▶ WRITTEN INSTRUCTION 1
Reproduce the listing from the line containing "- dialog-titlebar: プロジェクト項目追加" through the line containing "- number-icon: 12 34: [242, 217, 251, 230]", keeping each line exactly as it appears.

╭─ SELECTED EXTRACT

Released JNPs were dispersed in a mixture of 0.2 vol% HDTMS in ethanol. The system was stirred at 500 rpm for 24 h at 25 °C. The collected nanoparticles were washed with ethanol to remove unattached HDTMS molecules.

Characterization and instrumentation

FE-SEM (MIRA3, Tescan) device was used to investigate the presence of nanoparticles on the surface of provided paraffin substrates. The specimens were prepared by coating a thin layer on a mica surface using a spin coater (Modern Technology Development Institute, Iran). The cloud point test procedure was recorded using a high-resolution digital camera (HXR-MC1500, maximum optical magnification ×12, Sony). FTIR spectra were recorded on a Fourier transform infrared spectrometry (Tensor 27, Bruker) using KBr in the infrared region of 400–4000 cm−1. TGA were conducted under a nitrogen atmosphere at a heating rate of 10 °C/min using a Pyris 1 thermogravimetric analyzer (Perkin Elmer, USA). Scanning electron microscope/EDX were performed using SEM device (S360, Cambridge). TEM (Leo 906, Zeiss, Germany, 100 kV) was used in order to investigate the location of the produced JNPs in blend samples.

╰─
╭─ DATA SHOWN

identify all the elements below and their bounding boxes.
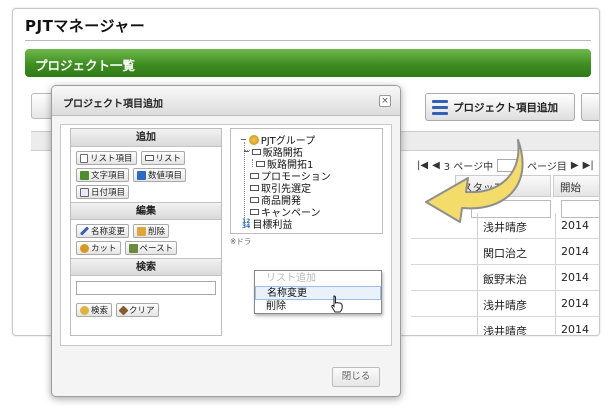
- dialog-titlebar: プロジェクト項目追加 ×: [52, 86, 400, 116]
- start-cell: 2014: [561, 297, 589, 310]
- curved-arrow-icon: [425, 139, 524, 223]
- group-icon: [248, 134, 259, 145]
- list-icon: [250, 172, 259, 179]
- text-item-label: 文字項目: [91, 171, 126, 181]
- cut-button[interactable]: カット: [76, 241, 121, 255]
- pager-last-icon[interactable]: ▶|: [583, 160, 594, 171]
- column-header-start[interactable]: 開始: [553, 175, 599, 197]
- text-item-button[interactable]: 文字項目: [76, 168, 130, 182]
- staff-cell: 浅井晴彦: [483, 299, 527, 312]
- clipboard-icon: [128, 243, 138, 253]
- search-buttons: 検索 クリア: [71, 299, 221, 320]
- table-row[interactable]: 浅井晴彦 2014: [411, 317, 599, 336]
- clear-label: クリア: [129, 306, 155, 316]
- start-cell: 2014: [561, 245, 589, 258]
- project-item-dialog: プロジェクト項目追加 × 追加 リスト項目 リスト 文字項目 数値項目 日付項目…: [51, 85, 401, 397]
- start-cell: 2014: [561, 219, 589, 232]
- number-icon: 12 34: [242, 217, 251, 230]
- project-tree: − PJTグループ − 販路開拓 販路開拓1 プロモーション 取引先選定 商品開…: [230, 128, 383, 234]
- date-item-label: 日付項目: [91, 188, 126, 198]
- drag-note: ※ドラ: [230, 237, 252, 246]
- staff-cell: 関口治之: [483, 247, 527, 260]
- table-row[interactable]: 関口治之 2014: [411, 239, 599, 265]
- staff-cell: 浅井晴彦: [483, 325, 527, 336]
- list-item-button[interactable]: リスト項目: [76, 151, 137, 165]
- table-row[interactable]: 浅井晴彦 2014: [411, 291, 599, 317]
- toolbar-right-button[interactable]: [581, 93, 599, 121]
- section-edit-header: 編集: [71, 202, 221, 220]
- calendar-icon: [80, 187, 89, 197]
- hand-cursor-icon: [331, 295, 343, 313]
- context-rename[interactable]: 名称変更: [255, 286, 381, 300]
- app-title: PJTマネージャー: [25, 17, 146, 35]
- add-buttons: リスト項目 リスト 文字項目 数値項目 日付項目: [71, 147, 221, 202]
- search-input[interactable]: [76, 281, 216, 295]
- section-add-header: 追加: [71, 129, 221, 147]
- list-item-label: リスト項目: [90, 154, 133, 164]
- document-icon: [80, 153, 88, 163]
- page-title: プロジェクト一覧: [35, 58, 136, 73]
- add-project-item-button[interactable]: プロジェクト項目追加: [425, 93, 575, 121]
- rename-label: 名称変更: [91, 227, 126, 237]
- close-button[interactable]: 閉じる: [332, 367, 380, 387]
- list-icon: [250, 208, 259, 215]
- paste-label: ペースト: [139, 244, 174, 254]
- clear-button[interactable]: クリア: [116, 303, 159, 317]
- cut-label: カット: [91, 244, 117, 254]
- list-label: リスト: [155, 154, 182, 164]
- scissors-icon: [80, 243, 89, 253]
- trash-icon: [137, 226, 147, 236]
- staff-cell: 飯野末治: [483, 273, 527, 286]
- title-divider: [25, 40, 591, 41]
- close-icon[interactable]: ×: [379, 95, 391, 107]
- dialog-body: 追加 リスト項目 リスト 文字項目 数値項目 日付項目 編集 名称変更 削除 カ…: [60, 124, 392, 346]
- number-item-label: 数値項目: [148, 171, 183, 181]
- table-row[interactable]: 飯野末治 2014: [411, 265, 599, 291]
- search-button[interactable]: 検索: [76, 303, 113, 317]
- context-add-list: リスト追加: [266, 273, 316, 284]
- search-label: 検索: [91, 306, 109, 316]
- page-header-bar: プロジェクト一覧: [25, 49, 591, 77]
- dialog-title: プロジェクト項目追加: [63, 99, 163, 110]
- list-icon: [250, 196, 259, 203]
- list-button[interactable]: リスト: [140, 151, 186, 165]
- add-project-item-label: プロジェクト項目追加: [453, 101, 558, 114]
- paste-button[interactable]: ペースト: [124, 241, 178, 255]
- search-icon: [80, 305, 89, 315]
- pencil-icon: [79, 226, 90, 236]
- tree-node-target-profit[interactable]: 12 34 目標利益: [242, 216, 292, 231]
- eraser-icon: [118, 305, 129, 315]
- number-icon: [137, 170, 147, 180]
- context-delete[interactable]: 削除: [255, 300, 381, 314]
- section-search-header: 検索: [71, 258, 221, 276]
- column-start-label: 開始: [560, 182, 581, 194]
- list-icon: [250, 184, 259, 191]
- control-panel: 追加 リスト項目 リスト 文字項目 数値項目 日付項目 編集 名称変更 削除 カ…: [70, 128, 222, 336]
- number-item-button[interactable]: 数値項目: [133, 168, 187, 182]
- delete-button[interactable]: 削除: [133, 224, 170, 238]
- text-icon: [80, 170, 89, 180]
- rename-button[interactable]: 名称変更: [76, 224, 130, 238]
- edit-buttons: 名称変更 削除 カット ペースト: [71, 220, 221, 258]
- list-icon: [432, 99, 448, 115]
- list-icon: [256, 160, 265, 167]
- start-cell: 2014: [561, 271, 589, 284]
- context-menu: リスト追加 名称変更 削除: [254, 270, 382, 314]
- folder-icon: [144, 155, 154, 161]
- delete-label: 削除: [148, 227, 166, 237]
- list-icon: [251, 148, 261, 155]
- date-item-button[interactable]: 日付項目: [76, 185, 130, 199]
- tree-item-label: 目標利益: [252, 220, 293, 231]
- start-cell: 2014: [561, 323, 589, 336]
- pager-next-icon[interactable]: ▶: [571, 160, 579, 171]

╰─

▶ WRITTEN INSTRUCTION 2
Write out the stretch of the characterization passage from "Released JNPs were" through "unattached HDTMS molecules.", word for word.

▶ CORRECT OUTPUT 1
- dialog-titlebar: プロジェクト項目追加 ×: [52, 86, 400, 116]
- start-cell: 2014: [561, 297, 589, 310]
- curved-arrow-icon: [425, 139, 524, 223]
- group-icon: [248, 134, 259, 145]
- list-icon: [250, 172, 259, 179]
- text-item-label: 文字項目: [91, 171, 126, 181]
- cut-button[interactable]: カット: [76, 241, 121, 255]
- pager-last-icon[interactable]: ▶|: [583, 160, 594, 171]
- column-header-start[interactable]: 開始: [553, 175, 599, 197]
- text-item-button[interactable]: 文字項目: [76, 168, 130, 182]
- staff-cell: 浅井晴彦: [483, 299, 527, 312]
- clipboard-icon: [128, 243, 138, 253]
- search-buttons: 検索 クリア: [71, 299, 221, 320]
- table-row[interactable]: 浅井晴彦 2014: [411, 317, 599, 336]
- clear-label: クリア: [129, 306, 155, 316]
- start-cell: 2014: [561, 245, 589, 258]
- project-item-dialog: プロジェクト項目追加 × 追加 リスト項目 リスト 文字項目 数値項目 日付項目…: [51, 85, 401, 397]
- start-cell: 2014: [561, 219, 589, 232]
- number-icon: 12 34: [242, 217, 251, 230]

▶ CORRECT OUTPUT 2
Released JNPs were dispersed in a mixture of 0.2 vol% HDTMS in ethanol. The system was stirred at 500 rpm for 24 h at 25 °C. The collected nanoparticles were washed with ethanol to remove unattached HDTMS molecules.